_What you are asked to do_. Would you restate all the data that follows, word for word?

Figure dataset records
....

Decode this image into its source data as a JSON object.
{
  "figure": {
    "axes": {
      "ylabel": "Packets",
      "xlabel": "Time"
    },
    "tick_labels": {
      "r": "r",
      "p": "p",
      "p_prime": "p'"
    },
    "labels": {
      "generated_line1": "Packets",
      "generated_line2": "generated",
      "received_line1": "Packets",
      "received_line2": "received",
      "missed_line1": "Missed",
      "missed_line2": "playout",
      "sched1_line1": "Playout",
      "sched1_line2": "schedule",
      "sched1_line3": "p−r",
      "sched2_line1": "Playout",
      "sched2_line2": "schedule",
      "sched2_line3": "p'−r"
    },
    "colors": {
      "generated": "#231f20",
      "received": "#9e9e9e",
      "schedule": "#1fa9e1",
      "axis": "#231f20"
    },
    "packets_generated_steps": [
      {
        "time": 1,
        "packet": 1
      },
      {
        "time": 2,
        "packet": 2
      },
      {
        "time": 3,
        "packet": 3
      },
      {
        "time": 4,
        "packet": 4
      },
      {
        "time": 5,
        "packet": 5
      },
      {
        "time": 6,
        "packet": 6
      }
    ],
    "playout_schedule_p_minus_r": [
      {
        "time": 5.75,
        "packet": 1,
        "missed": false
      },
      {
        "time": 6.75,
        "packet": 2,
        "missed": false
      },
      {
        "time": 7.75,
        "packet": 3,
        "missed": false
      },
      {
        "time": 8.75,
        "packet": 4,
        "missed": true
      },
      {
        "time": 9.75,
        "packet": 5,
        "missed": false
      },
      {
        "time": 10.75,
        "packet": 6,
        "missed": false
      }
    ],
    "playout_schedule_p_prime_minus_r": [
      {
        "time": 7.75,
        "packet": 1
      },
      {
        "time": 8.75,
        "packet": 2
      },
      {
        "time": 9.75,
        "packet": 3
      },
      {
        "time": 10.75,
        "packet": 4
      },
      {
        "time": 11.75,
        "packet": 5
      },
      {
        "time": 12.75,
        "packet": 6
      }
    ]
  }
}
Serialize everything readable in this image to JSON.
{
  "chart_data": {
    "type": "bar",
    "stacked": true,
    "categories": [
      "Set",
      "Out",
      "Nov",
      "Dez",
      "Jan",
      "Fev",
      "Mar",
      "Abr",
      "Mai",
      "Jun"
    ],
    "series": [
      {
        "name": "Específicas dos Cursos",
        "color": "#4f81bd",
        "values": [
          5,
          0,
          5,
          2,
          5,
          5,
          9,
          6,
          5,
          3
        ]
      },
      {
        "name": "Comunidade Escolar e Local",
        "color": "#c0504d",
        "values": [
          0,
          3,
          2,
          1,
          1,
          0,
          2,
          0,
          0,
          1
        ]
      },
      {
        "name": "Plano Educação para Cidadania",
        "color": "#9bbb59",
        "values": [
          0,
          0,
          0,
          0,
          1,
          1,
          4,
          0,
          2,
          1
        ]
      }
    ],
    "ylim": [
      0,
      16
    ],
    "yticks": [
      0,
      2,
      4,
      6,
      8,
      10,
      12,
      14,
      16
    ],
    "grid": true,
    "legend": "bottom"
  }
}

....

_Completed exercise_.
Decode this image into its source data as a JSON object.
{
  "figure": {
    "axes": {
      "ylabel": "Packets",
      "xlabel": "Time"
    },
    "tick_labels": {
      "r": "r",
      "p": "p",
      "p_prime": "p'"
    },
    "labels": {
      "generated_line1": "Packets",
      "generated_line2": "generated",
      "received_line1": "Packets",
      "received_line2": "received",
      "missed_line1": "Missed",
      "missed_line2": "playout",
      "sched1_line1": "Playout",
      "sched1_line2": "schedule",
      "sched1_line3": "p−r",
      "sched2_line1": "Playout",
      "sched2_line2": "schedule",
      "sched2_line3": "p'−r"
    },
    "colors": {
      "generated": "#231f20",
      "received": "#9e9e9e",
      "schedule": "#1fa9e1",
      "axis": "#231f20"
    },
    "packets_generated_steps": [
      {
        "time": 1,
        "packet": 1
      },
      {
        "time": 2,
        "packet": 2
      },
      {
        "time": 3,
        "packet": 3
      },
      {
        "time": 4,
        "packet": 4
      },
      {
        "time": 5,
        "packet": 5
      },
      {
        "time": 6,
        "packet": 6
      }
    ],
    "playout_schedule_p_minus_r": [
      {
        "time": 5.75,
        "packet": 1,
        "missed": false
      },
      {
        "time": 6.75,
        "packet": 2,
        "missed": false
      },
      {
        "time": 7.75,
        "packet": 3,
        "missed": false
      },
      {
        "time": 8.75,
        "packet": 4,
        "missed": true
      },
      {
        "time": 9.75,
        "packet": 5,
        "missed": false
      },
      {
        "time": 10.75,
        "packet": 6,
        "missed": false
      }
    ],
    "playout_schedule_p_prime_minus_r": [
      {
        "time": 7.75,
        "packet": 1
      },
      {
        "time": 8.75,
        "packet": 2
      },
      {
        "time": 9.75,
        "packet": 3
      },
      {
        "time": 10.75,
        "packet": 4
      },
      {
        "time": 11.75,
        "packet": 5
      },
      {
        "time": 12.75,
        "packet": 6
      }
    ]
  }
}
Serialize everything readable in this image to JSON.
{
  "chart_data": {
    "type": "bar",
    "stacked": true,
    "categories": [
      "Set",
      "Out",
      "Nov",
      "Dez",
      "Jan",
      "Fev",
      "Mar",
      "Abr",
      "Mai",
      "Jun"
    ],
    "series": [
      {
        "name": "Específicas dos Cursos",
        "color": "#4f81bd",
        "values": [
          5,
          0,
          5,
          2,
          5,
          5,
          9,
          6,
          5,
          3
        ]
      },
      {
        "name": "Comunidade Escolar e Local",
        "color": "#c0504d",
        "values": [
          0,
          3,
          2,
          1,
          1,
          0,
          2,
          0,
          0,
          1
        ]
      },
      {
        "name": "Plano Educação para Cidadania",
        "color": "#9bbb59",
        "values": [
          0,
          0,
          0,
          0,
          1,
          1,
          4,
          0,
          2,
          1
        ]
      }
    ],
    "ylim": [
      0,
      16
    ],
    "yticks": [
      0,
      2,
      4,
      6,
      8,
      10,
      12,
      14,
      16
    ],
    "grid": true,
    "legend": "bottom"
  }
}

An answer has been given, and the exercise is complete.